*Task prompt*: Report all lines holding "ἀπόστασιν".

★ ★ ★ ★ ★ ★ ★

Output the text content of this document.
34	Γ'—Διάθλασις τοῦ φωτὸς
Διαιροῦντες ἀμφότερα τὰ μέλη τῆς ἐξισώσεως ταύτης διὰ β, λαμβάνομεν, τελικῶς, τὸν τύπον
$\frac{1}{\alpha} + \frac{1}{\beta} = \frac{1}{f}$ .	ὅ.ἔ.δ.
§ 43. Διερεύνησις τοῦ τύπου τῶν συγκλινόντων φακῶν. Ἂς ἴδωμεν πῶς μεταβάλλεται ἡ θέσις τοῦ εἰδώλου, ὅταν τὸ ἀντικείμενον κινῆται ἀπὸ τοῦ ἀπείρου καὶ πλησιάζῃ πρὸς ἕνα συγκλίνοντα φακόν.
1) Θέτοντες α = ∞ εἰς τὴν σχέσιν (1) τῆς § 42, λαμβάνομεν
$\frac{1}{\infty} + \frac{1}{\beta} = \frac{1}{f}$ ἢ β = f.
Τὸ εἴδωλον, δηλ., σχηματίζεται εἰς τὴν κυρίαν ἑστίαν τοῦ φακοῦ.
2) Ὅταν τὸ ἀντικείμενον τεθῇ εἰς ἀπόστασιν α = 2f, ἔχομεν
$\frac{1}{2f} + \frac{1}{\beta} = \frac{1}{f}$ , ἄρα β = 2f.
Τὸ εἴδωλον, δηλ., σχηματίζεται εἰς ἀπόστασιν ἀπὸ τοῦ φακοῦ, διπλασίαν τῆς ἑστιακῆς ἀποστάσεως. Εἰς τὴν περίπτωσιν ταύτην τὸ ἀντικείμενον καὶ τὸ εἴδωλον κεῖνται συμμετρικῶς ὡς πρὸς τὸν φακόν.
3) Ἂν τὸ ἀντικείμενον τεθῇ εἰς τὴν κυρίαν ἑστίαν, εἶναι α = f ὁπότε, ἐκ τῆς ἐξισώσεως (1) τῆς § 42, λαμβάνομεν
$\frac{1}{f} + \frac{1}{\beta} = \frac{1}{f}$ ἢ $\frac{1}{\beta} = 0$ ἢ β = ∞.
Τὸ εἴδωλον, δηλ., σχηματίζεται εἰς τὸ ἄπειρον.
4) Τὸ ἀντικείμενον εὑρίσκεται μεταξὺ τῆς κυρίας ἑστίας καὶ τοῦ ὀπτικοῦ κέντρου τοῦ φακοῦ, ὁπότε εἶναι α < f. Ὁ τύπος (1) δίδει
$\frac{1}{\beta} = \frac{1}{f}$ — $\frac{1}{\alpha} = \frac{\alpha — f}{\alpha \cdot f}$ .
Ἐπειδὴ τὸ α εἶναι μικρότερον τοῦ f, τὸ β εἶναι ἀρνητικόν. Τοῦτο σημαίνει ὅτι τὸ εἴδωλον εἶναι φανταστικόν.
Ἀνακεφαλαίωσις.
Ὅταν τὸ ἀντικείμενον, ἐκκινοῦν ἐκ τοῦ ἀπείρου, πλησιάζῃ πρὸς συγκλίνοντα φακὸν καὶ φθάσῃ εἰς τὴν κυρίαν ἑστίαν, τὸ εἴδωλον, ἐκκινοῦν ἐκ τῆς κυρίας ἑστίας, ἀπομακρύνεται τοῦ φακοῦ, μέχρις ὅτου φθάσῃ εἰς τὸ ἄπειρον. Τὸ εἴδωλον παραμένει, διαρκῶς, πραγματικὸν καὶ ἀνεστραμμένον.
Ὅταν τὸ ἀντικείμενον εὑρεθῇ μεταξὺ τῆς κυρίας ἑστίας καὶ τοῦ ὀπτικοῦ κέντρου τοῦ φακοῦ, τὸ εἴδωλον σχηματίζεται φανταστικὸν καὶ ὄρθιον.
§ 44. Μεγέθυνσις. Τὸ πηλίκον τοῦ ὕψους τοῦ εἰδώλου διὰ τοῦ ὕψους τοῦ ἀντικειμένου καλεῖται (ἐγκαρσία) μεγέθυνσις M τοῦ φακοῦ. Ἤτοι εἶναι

★ ★ ★ ★ ★ ★ ★

*The completed task*:
2) Ὅταν τὸ ἀντικείμενον τεθῇ εἰς ἀπόστασιν α = 2f, ἔχομεν
Τὸ εἴδωλον, δηλ., σχηματίζεται εἰς ἀπόστασιν ἀπὸ τοῦ φακοῦ, διπλασίαν τῆς ἑστιακῆς ἀποστάσεως. Εἰς τὴν περίπτωσιν ταύτην τὸ ἀντικείμενον καὶ τὸ εἴδωλον κεῖνται συμμετρικῶς ὡς πρὸς τὸν φακόν.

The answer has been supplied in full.